### What you need to do
Transcribe the listing in full, excluding any pictures.

### Raw records

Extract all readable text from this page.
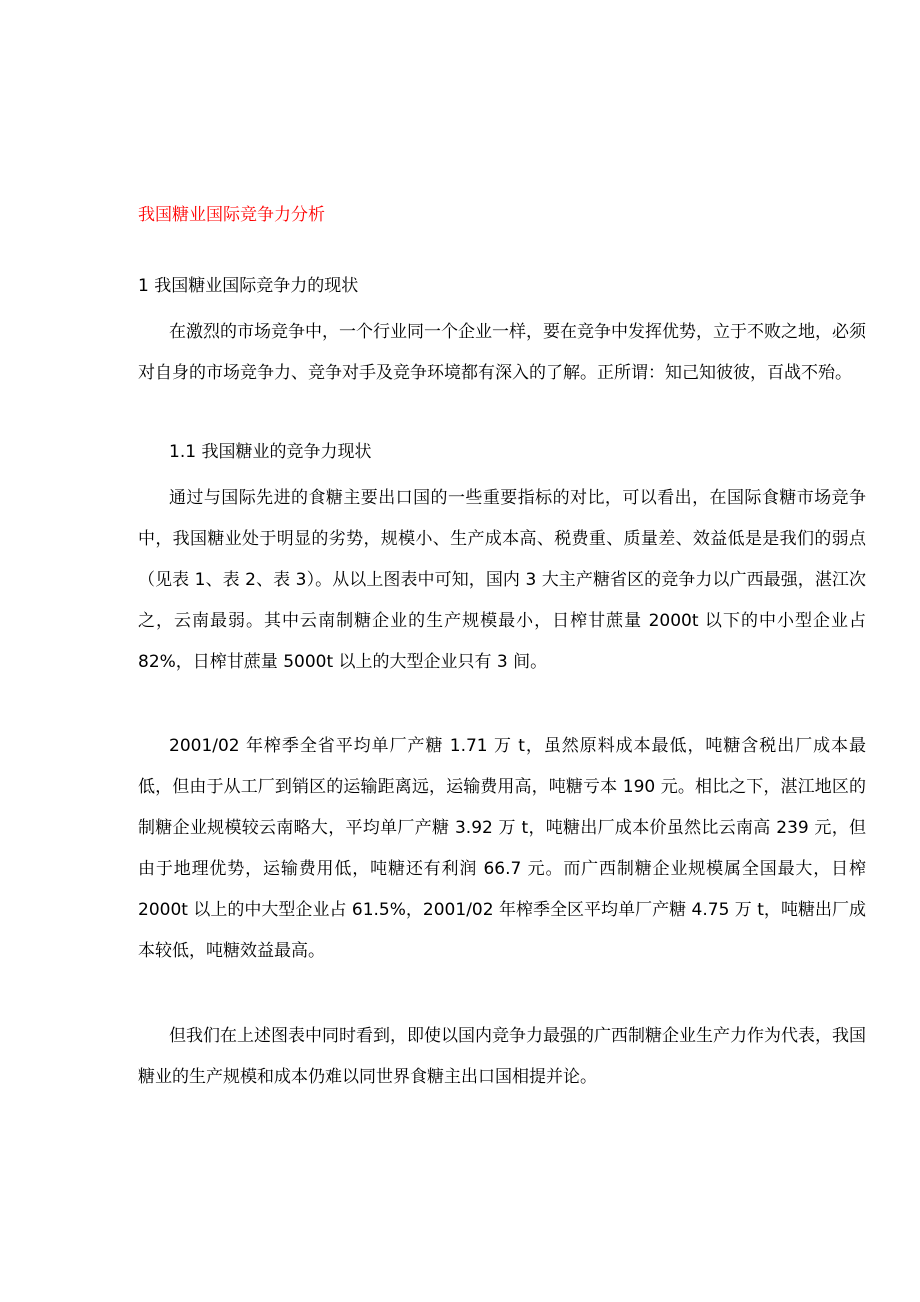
我国糖业国际竞争力分析
1 我国糖业国际竞争力的现状

在激烈的市场竞争中，一个行业同一个企业一样，要在竞争中发挥优势，立于不败之地，必须对自身的市场竞争力、竞争对手及竞争环境都有深入的了解。正所谓：知己知彼彼，百战不殆。

1.1 我国糖业的竞争力现状

通过与国际先进的食糖主要出口国的一些重要指标的对比，可以看出，在国际食糖市场竞争中，我国糖业处于明显的劣势，规模小、生产成本高、税费重、质量差、效益低是是我们的弱点（见表 1、表 2、表 3）。从以上图表中可知，国内 3 大主产糖省区的竞争力以广西最强，湛江次之，云南最弱。其中云南制糖企业的生产规模最小，日榨甘蔗量 2000t 以下的中小型企业占 82%，日榨甘蔗量 5000t 以上的大型企业只有 3 间。

2001/02 年榨季全省平均单厂产糖 1.71 万 t，虽然原料成本最低，吨糖含税出厂成本最低，但由于从工厂到销区的运输距离远，运输费用高，吨糖亏本 190 元。相比之下，湛江地区的制糖企业规模较云南略大，平均单厂产糖 3.92 万 t，吨糖出厂成本价虽然比云南高 239 元，但由于地理优势，运输费用低，吨糖还有利润 66.7 元。而广西制糖企业规模属全国最大，日榨 2000t 以上的中大型企业占 61.5%，2001/02 年榨季全区平均单厂产糖 4.75 万 t，吨糖出厂成本较低，吨糖效益最高。

但我们在上述图表中同时看到，即使以国内竞争力最强的广西制糖企业生产力作为代表，我国糖业的生产规模和成本仍难以同世界食糖主出口国相提并论。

### Written answer
Extract all readable text from this page.
我国糖业国际竞争力分析
1 我国糖业国际竞争力的现状

在激烈的市场竞争中，一个行业同一个企业一样，要在竞争中发挥优势，立于不败之地，必须对自身的市场竞争力、竞争对手及竞争环境都有深入的了解。正所谓：知己知彼彼，百战不殆。

1.1 我国糖业的竞争力现状

通过与国际先进的食糖主要出口国的一些重要指标的对比，可以看出，在国际食糖市场竞争中，我国糖业处于明显的劣势，规模小、生产成本高、税费重、质量差、效益低是是我们的弱点（见表 1、表 2、表 3）。从以上图表中可知，国内 3 大主产糖省区的竞争力以广西最强，湛江次之，云南最弱。其中云南制糖企业的生产规模最小，日榨甘蔗量 2000t 以下的中小型企业占 82%，日榨甘蔗量 5000t 以上的大型企业只有 3 间。

2001/02 年榨季全省平均单厂产糖 1.71 万 t，虽然原料成本最低，吨糖含税出厂成本最低，但由于从工厂到销区的运输距离远，运输费用高，吨糖亏本 190 元。相比之下，湛江地区的制糖企业规模较云南略大，平均单厂产糖 3.92 万 t，吨糖出厂成本价虽然比云南高 239 元，但由于地理优势，运输费用低，吨糖还有利润 66.7 元。而广西制糖企业规模属全国最大，日榨 2000t 以上的中大型企业占 61.5%，2001/02 年榨季全区平均单厂产糖 4.75 万 t，吨糖出厂成本较低，吨糖效益最高。

但我们在上述图表中同时看到，即使以国内竞争力最强的广西制糖企业生产力作为代表，我国糖业的生产规模和成本仍难以同世界食糖主出口国相提并论。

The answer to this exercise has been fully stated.